What you will do: Find the string "Office" in the entries and copy each line that has it.
* Begin Supplied records *
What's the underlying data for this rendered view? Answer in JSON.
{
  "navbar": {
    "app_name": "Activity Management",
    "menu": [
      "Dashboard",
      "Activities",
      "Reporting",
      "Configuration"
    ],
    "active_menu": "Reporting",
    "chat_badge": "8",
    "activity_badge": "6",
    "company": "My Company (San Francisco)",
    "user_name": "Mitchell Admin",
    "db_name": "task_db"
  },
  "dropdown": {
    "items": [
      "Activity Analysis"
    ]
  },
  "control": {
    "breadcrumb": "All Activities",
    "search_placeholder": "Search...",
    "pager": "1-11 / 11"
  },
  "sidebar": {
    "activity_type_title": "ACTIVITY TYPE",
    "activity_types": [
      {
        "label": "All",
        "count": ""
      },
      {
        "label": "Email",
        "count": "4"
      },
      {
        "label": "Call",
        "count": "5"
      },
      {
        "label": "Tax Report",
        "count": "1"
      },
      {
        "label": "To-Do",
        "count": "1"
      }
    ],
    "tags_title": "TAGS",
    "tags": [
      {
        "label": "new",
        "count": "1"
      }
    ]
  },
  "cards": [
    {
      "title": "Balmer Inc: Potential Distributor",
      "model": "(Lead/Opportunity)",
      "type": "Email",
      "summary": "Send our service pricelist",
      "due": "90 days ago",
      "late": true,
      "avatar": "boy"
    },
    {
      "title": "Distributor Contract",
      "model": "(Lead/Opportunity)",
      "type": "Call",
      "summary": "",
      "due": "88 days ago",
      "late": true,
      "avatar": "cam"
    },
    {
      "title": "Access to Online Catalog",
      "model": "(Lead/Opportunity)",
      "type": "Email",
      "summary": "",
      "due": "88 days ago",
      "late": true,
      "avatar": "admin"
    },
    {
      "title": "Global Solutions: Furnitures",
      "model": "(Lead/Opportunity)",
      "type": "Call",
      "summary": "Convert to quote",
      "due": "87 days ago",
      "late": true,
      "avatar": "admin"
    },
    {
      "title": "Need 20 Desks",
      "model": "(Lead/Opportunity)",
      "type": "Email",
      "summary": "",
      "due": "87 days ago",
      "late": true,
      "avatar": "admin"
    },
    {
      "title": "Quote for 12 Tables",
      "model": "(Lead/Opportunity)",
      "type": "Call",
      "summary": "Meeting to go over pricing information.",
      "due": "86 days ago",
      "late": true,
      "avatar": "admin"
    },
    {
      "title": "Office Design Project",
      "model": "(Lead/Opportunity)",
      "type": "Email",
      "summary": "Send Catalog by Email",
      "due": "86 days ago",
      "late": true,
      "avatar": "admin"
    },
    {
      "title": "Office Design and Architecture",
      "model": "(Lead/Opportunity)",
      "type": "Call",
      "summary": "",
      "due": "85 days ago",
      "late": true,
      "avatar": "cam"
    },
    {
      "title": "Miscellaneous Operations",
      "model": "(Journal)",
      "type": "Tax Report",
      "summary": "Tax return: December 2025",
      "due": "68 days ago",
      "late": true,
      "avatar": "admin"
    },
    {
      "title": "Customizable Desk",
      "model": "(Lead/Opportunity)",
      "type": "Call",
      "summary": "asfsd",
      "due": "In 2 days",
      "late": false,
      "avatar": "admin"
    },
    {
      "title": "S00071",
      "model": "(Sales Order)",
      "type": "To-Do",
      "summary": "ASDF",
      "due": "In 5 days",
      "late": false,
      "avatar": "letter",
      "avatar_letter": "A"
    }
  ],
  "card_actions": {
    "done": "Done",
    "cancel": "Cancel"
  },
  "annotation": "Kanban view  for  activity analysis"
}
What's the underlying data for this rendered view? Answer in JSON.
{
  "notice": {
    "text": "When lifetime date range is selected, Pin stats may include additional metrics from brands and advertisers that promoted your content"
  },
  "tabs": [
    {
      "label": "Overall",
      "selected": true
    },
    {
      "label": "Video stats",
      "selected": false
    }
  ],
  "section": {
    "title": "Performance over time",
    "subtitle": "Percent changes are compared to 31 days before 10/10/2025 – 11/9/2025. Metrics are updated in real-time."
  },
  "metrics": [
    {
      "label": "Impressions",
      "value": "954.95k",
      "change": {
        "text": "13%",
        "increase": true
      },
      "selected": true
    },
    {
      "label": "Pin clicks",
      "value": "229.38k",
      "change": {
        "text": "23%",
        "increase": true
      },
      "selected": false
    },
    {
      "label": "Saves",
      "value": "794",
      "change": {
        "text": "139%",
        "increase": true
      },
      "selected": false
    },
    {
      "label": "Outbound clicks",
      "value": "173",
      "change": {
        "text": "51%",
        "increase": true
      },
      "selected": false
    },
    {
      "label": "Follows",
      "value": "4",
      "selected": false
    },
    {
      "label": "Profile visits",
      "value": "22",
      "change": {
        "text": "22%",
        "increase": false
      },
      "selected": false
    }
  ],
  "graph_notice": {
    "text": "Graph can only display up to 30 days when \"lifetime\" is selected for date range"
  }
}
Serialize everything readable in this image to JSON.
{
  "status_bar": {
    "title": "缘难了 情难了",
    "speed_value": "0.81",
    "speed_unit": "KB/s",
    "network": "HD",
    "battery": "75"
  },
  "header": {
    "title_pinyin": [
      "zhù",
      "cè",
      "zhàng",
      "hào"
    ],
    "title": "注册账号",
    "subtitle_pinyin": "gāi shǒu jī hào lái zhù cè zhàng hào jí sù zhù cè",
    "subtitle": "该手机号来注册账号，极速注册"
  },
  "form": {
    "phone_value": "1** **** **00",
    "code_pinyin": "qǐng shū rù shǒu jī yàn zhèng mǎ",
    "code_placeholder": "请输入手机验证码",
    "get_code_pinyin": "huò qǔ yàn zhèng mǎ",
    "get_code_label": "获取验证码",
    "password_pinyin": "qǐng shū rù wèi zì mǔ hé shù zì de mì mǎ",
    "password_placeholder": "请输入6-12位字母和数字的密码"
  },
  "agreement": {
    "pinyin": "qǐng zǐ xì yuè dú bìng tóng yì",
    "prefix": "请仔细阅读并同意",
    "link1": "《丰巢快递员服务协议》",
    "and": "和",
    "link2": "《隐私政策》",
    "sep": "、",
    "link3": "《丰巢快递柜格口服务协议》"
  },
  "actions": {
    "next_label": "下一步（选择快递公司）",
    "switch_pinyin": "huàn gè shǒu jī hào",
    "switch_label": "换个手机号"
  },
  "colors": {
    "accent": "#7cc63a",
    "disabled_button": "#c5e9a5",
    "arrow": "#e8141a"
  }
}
* End Supplied records *
Completed task:
      "title": "Office Design Project",
      "title": "Office Design and Architecture",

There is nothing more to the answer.